---- Available data

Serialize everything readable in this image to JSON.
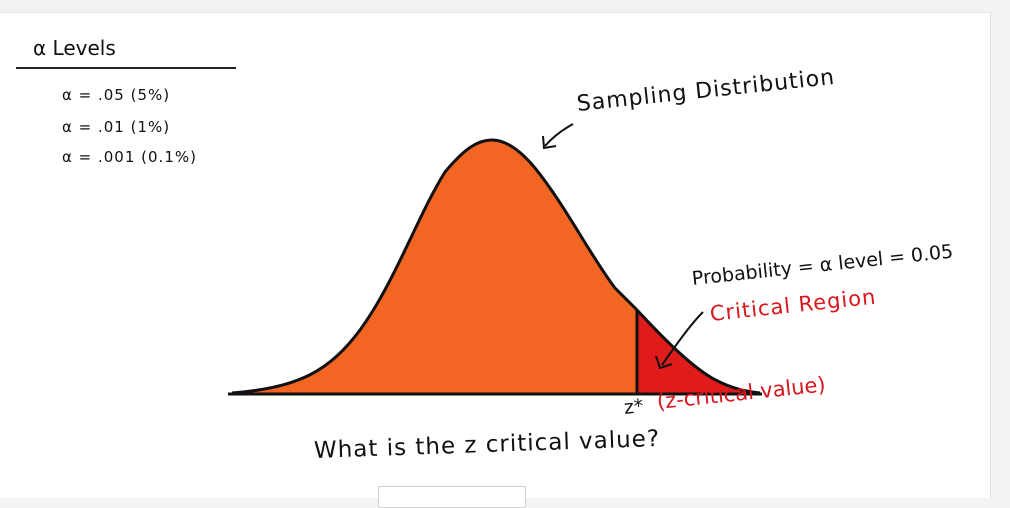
{
  "alpha_levels": {
    "title": "α Levels",
    "items": [
      "α = .05 (5%)",
      "α = .01 (1%)",
      "α = .001 (0.1%)"
    ]
  },
  "labels": {
    "sampling_distribution": "Sampling Distribution",
    "probability": "Probability = α level = 0.05",
    "critical_region": "Critical Region",
    "z_star": "z*",
    "z_critical_value": "(z-critical value)"
  },
  "question": "What is the z critical value?",
  "colors": {
    "curve_fill": "#f26522",
    "critical_fill": "#e01b1b",
    "critical_text": "#d9151b",
    "ink": "#111111"
  }
}
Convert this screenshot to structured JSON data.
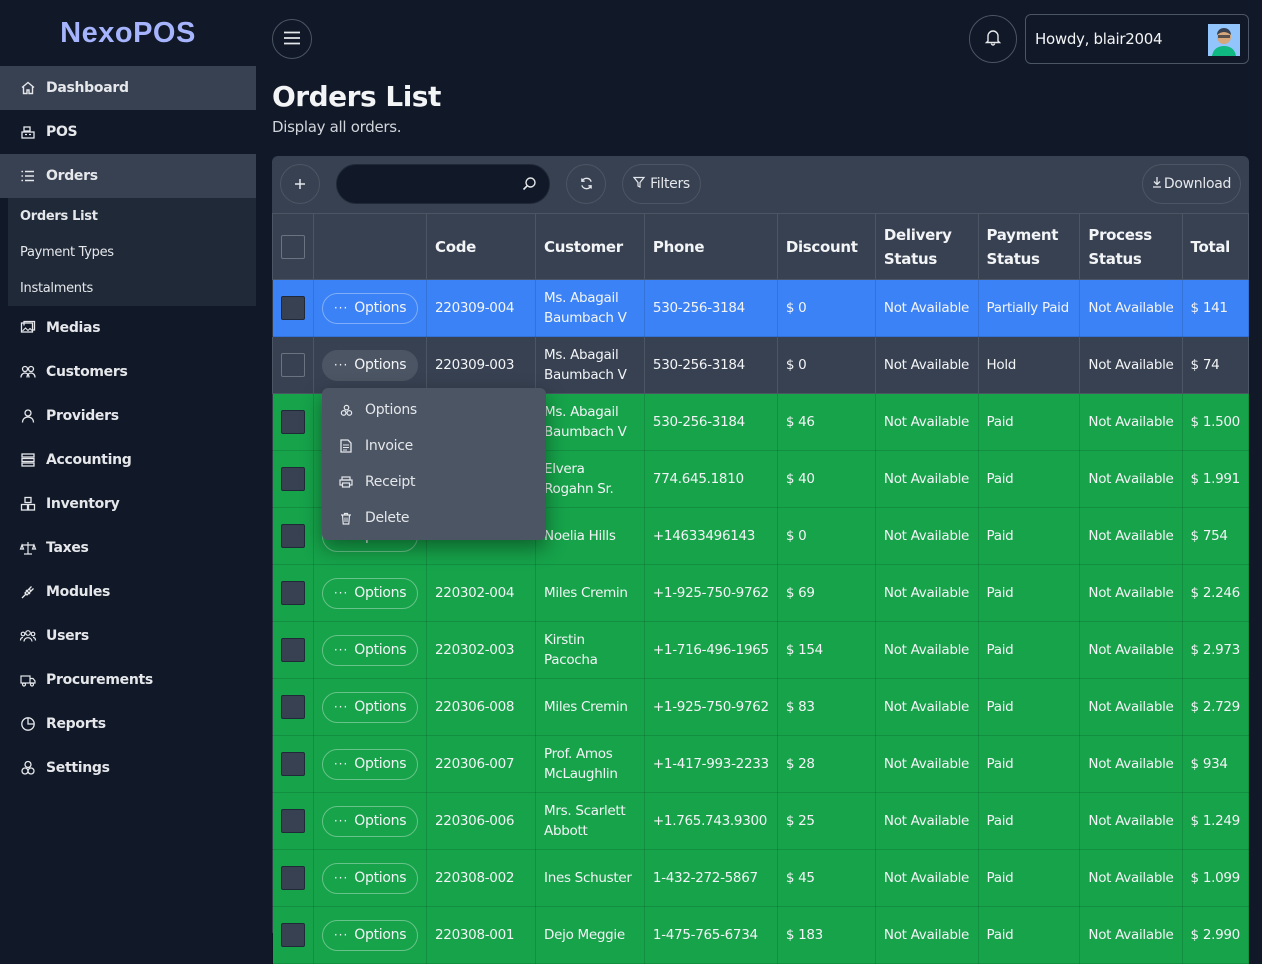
{
  "app": {
    "name": "NexoPOS"
  },
  "sidebar": {
    "items": [
      {
        "label": "Dashboard",
        "icon": "home-icon"
      },
      {
        "label": "POS",
        "icon": "cash-register-icon"
      },
      {
        "label": "Orders",
        "icon": "list-icon"
      },
      {
        "label": "Medias",
        "icon": "images-icon"
      },
      {
        "label": "Customers",
        "icon": "users-icon"
      },
      {
        "label": "Providers",
        "icon": "user-icon"
      },
      {
        "label": "Accounting",
        "icon": "stack-icon"
      },
      {
        "label": "Inventory",
        "icon": "boxes-icon"
      },
      {
        "label": "Taxes",
        "icon": "scale-icon"
      },
      {
        "label": "Modules",
        "icon": "plug-icon"
      },
      {
        "label": "Users",
        "icon": "user-group-icon"
      },
      {
        "label": "Procurements",
        "icon": "truck-icon"
      },
      {
        "label": "Reports",
        "icon": "pie-chart-icon"
      },
      {
        "label": "Settings",
        "icon": "cogs-icon"
      }
    ],
    "orders_submenu": [
      "Orders List",
      "Payment Types",
      "Instalments"
    ]
  },
  "header": {
    "greeting": "Howdy, blair2004"
  },
  "page": {
    "title": "Orders List",
    "description": "Display all orders."
  },
  "toolbar": {
    "search_value": "",
    "filters_label": "Filters",
    "download_label": "Download"
  },
  "table": {
    "columns": [
      "Code",
      "Customer",
      "Phone",
      "Discount",
      "Delivery Status",
      "Payment Status",
      "Process Status",
      "Total"
    ],
    "option_label": "Options",
    "rows": [
      {
        "code": "220309-004",
        "customer": "Ms. Abagail Baumbach V",
        "phone": "530-256-3184",
        "discount": "$ 0",
        "delivery": "Not Available",
        "payment": "Partially Paid",
        "process": "Not Available",
        "total": "$ 141"
      },
      {
        "code": "220309-003",
        "customer": "Ms. Abagail Baumbach V",
        "phone": "530-256-3184",
        "discount": "$ 0",
        "delivery": "Not Available",
        "payment": "Hold",
        "process": "Not Available",
        "total": "$ 74"
      },
      {
        "code": "",
        "customer": "Ms. Abagail Baumbach V",
        "phone": "530-256-3184",
        "discount": "$ 46",
        "delivery": "Not Available",
        "payment": "Paid",
        "process": "Not Available",
        "total": "$ 1.500"
      },
      {
        "code": "",
        "customer": "Elvera Rogahn Sr.",
        "phone": "774.645.1810",
        "discount": "$ 40",
        "delivery": "Not Available",
        "payment": "Paid",
        "process": "Not Available",
        "total": "$ 1.991"
      },
      {
        "code": "",
        "customer": "Noelia Hills",
        "phone": "+14633496143",
        "discount": "$ 0",
        "delivery": "Not Available",
        "payment": "Paid",
        "process": "Not Available",
        "total": "$ 754"
      },
      {
        "code": "220302-004",
        "customer": "Miles Cremin",
        "phone": "+1-925-750-9762",
        "discount": "$ 69",
        "delivery": "Not Available",
        "payment": "Paid",
        "process": "Not Available",
        "total": "$ 2.246"
      },
      {
        "code": "220302-003",
        "customer": "Kirstin Pacocha",
        "phone": "+1-716-496-1965",
        "discount": "$ 154",
        "delivery": "Not Available",
        "payment": "Paid",
        "process": "Not Available",
        "total": "$ 2.973"
      },
      {
        "code": "220306-008",
        "customer": "Miles Cremin",
        "phone": "+1-925-750-9762",
        "discount": "$ 83",
        "delivery": "Not Available",
        "payment": "Paid",
        "process": "Not Available",
        "total": "$ 2.729"
      },
      {
        "code": "220306-007",
        "customer": "Prof. Amos McLaughlin",
        "phone": "+1-417-993-2233",
        "discount": "$ 28",
        "delivery": "Not Available",
        "payment": "Paid",
        "process": "Not Available",
        "total": "$ 934"
      },
      {
        "code": "220306-006",
        "customer": "Mrs. Scarlett Abbott",
        "phone": "+1.765.743.9300",
        "discount": "$ 25",
        "delivery": "Not Available",
        "payment": "Paid",
        "process": "Not Available",
        "total": "$ 1.249"
      },
      {
        "code": "220308-002",
        "customer": "Ines Schuster",
        "phone": "1-432-272-5867",
        "discount": "$ 45",
        "delivery": "Not Available",
        "payment": "Paid",
        "process": "Not Available",
        "total": "$ 1.099"
      },
      {
        "code": "220308-001",
        "customer": "Dejo Meggie",
        "phone": "1-475-765-6734",
        "discount": "$ 183",
        "delivery": "Not Available",
        "payment": "Paid",
        "process": "Not Available",
        "total": "$ 2.990"
      }
    ]
  },
  "dropdown": {
    "items": [
      {
        "label": "Options",
        "icon": "cogs-icon"
      },
      {
        "label": "Invoice",
        "icon": "invoice-icon"
      },
      {
        "label": "Receipt",
        "icon": "printer-icon"
      },
      {
        "label": "Delete",
        "icon": "trash-icon"
      }
    ]
  },
  "colors": {
    "sidebar_bg": "#111827",
    "active_item": "#374151",
    "selected_row": "#3b82f6",
    "paid_row": "#16a34a",
    "hold_row": "#374151",
    "logo": "#a5b4fc"
  }
}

--------

Given request: Quote the preceding listing precisely and completely, omitting its images.

Written answer:
Serialize everything readable in this image to JSON.
{
  "alpha_levels": {
    "title": "α Levels",
    "items": [
      "α = .05 (5%)",
      "α = .01 (1%)",
      "α = .001 (0.1%)"
    ]
  },
  "labels": {
    "sampling_distribution": "Sampling Distribution",
    "probability": "Probability = α level = 0.05",
    "critical_region": "Critical Region",
    "z_star": "z*",
    "z_critical_value": "(z-critical value)"
  },
  "question": "What is the z critical value?",
  "colors": {
    "curve_fill": "#f26522",
    "critical_fill": "#e01b1b",
    "critical_text": "#d9151b",
    "ink": "#111111"
  }
}
Convert this screenshot to structured JSON data.
{
  "app": {
    "name": "NexoPOS"
  },
  "sidebar": {
    "items": [
      {
        "label": "Dashboard",
        "icon": "home-icon"
      },
      {
        "label": "POS",
        "icon": "cash-register-icon"
      },
      {
        "label": "Orders",
        "icon": "list-icon"
      },
      {
        "label": "Medias",
        "icon": "images-icon"
      },
      {
        "label": "Customers",
        "icon": "users-icon"
      },
      {
        "label": "Providers",
        "icon": "user-icon"
      },
      {
        "label": "Accounting",
        "icon": "stack-icon"
      },
      {
        "label": "Inventory",
        "icon": "boxes-icon"
      },
      {
        "label": "Taxes",
        "icon": "scale-icon"
      },
      {
        "label": "Modules",
        "icon": "plug-icon"
      },
      {
        "label": "Users",
        "icon": "user-group-icon"
      },
      {
        "label": "Procurements",
        "icon": "truck-icon"
      },
      {
        "label": "Reports",
        "icon": "pie-chart-icon"
      },
      {
        "label": "Settings",
        "icon": "cogs-icon"
      }
    ],
    "orders_submenu": [
      "Orders List",
      "Payment Types",
      "Instalments"
    ]
  },
  "header": {
    "greeting": "Howdy, blair2004"
  },
  "page": {
    "title": "Orders List",
    "description": "Display all orders."
  },
  "toolbar": {
    "search_value": "",
    "filters_label": "Filters",
    "download_label": "Download"
  },
  "table": {
    "columns": [
      "Code",
      "Customer",
      "Phone",
      "Discount",
      "Delivery Status",
      "Payment Status",
      "Process Status",
      "Total"
    ],
    "option_label": "Options",
    "rows": [
      {
        "code": "220309-004",
        "customer": "Ms. Abagail Baumbach V",
        "phone": "530-256-3184",
        "discount": "$ 0",
        "delivery": "Not Available",
        "payment": "Partially Paid",
        "process": "Not Available",
        "total": "$ 141"
      },
      {
        "code": "220309-003",
        "customer": "Ms. Abagail Baumbach V",
        "phone": "530-256-3184",
        "discount": "$ 0",
        "delivery": "Not Available",
        "payment": "Hold",
        "process": "Not Available",
        "total": "$ 74"
      },
      {
        "code": "",
        "customer": "Ms. Abagail Baumbach V",
        "phone": "530-256-3184",
        "discount": "$ 46",
        "delivery": "Not Available",
        "payment": "Paid",
        "process": "Not Available",
        "total": "$ 1.500"
      },
      {
        "code": "",
        "customer": "Elvera Rogahn Sr.",
        "phone": "774.645.1810",
        "discount": "$ 40",
        "delivery": "Not Available",
        "payment": "Paid",
        "process": "Not Available",
        "total": "$ 1.991"
      },
      {
        "code": "",
        "customer": "Noelia Hills",
        "phone": "+14633496143",
        "discount": "$ 0",
        "delivery": "Not Available",
        "payment": "Paid",
        "process": "Not Available",
        "total": "$ 754"
      },
      {
        "code": "220302-004",
        "customer": "Miles Cremin",
        "phone": "+1-925-750-9762",
        "discount": "$ 69",
        "delivery": "Not Available",
        "payment": "Paid",
        "process": "Not Available",
        "total": "$ 2.246"
      },
      {
        "code": "220302-003",
        "customer": "Kirstin Pacocha",
        "phone": "+1-716-496-1965",
        "discount": "$ 154",
        "delivery": "Not Available",
        "payment": "Paid",
        "process": "Not Available",
        "total": "$ 2.973"
      },
      {
        "code": "220306-008",
        "customer": "Miles Cremin",
        "phone": "+1-925-750-9762",
        "discount": "$ 83",
        "delivery": "Not Available",
        "payment": "Paid",
        "process": "Not Available",
        "total": "$ 2.729"
      },
      {
        "code": "220306-007",
        "customer": "Prof. Amos McLaughlin",
        "phone": "+1-417-993-2233",
        "discount": "$ 28",
        "delivery": "Not Available",
        "payment": "Paid",
        "process": "Not Available",
        "total": "$ 934"
      },
      {
        "code": "220306-006",
        "customer": "Mrs. Scarlett Abbott",
        "phone": "+1.765.743.9300",
        "discount": "$ 25",
        "delivery": "Not Available",
        "payment": "Paid",
        "process": "Not Available",
        "total": "$ 1.249"
      },
      {
        "code": "220308-002",
        "customer": "Ines Schuster",
        "phone": "1-432-272-5867",
        "discount": "$ 45",
        "delivery": "Not Available",
        "payment": "Paid",
        "process": "Not Available",
        "total": "$ 1.099"
      },
      {
        "code": "220308-001",
        "customer": "Dejo Meggie",
        "phone": "1-475-765-6734",
        "discount": "$ 183",
        "delivery": "Not Available",
        "payment": "Paid",
        "process": "Not Available",
        "total": "$ 2.990"
      }
    ]
  },
  "dropdown": {
    "items": [
      {
        "label": "Options",
        "icon": "cogs-icon"
      },
      {
        "label": "Invoice",
        "icon": "invoice-icon"
      },
      {
        "label": "Receipt",
        "icon": "printer-icon"
      },
      {
        "label": "Delete",
        "icon": "trash-icon"
      }
    ]
  },
  "colors": {
    "sidebar_bg": "#111827",
    "active_item": "#374151",
    "selected_row": "#3b82f6",
    "paid_row": "#16a34a",
    "hold_row": "#374151",
    "logo": "#a5b4fc"
  }
}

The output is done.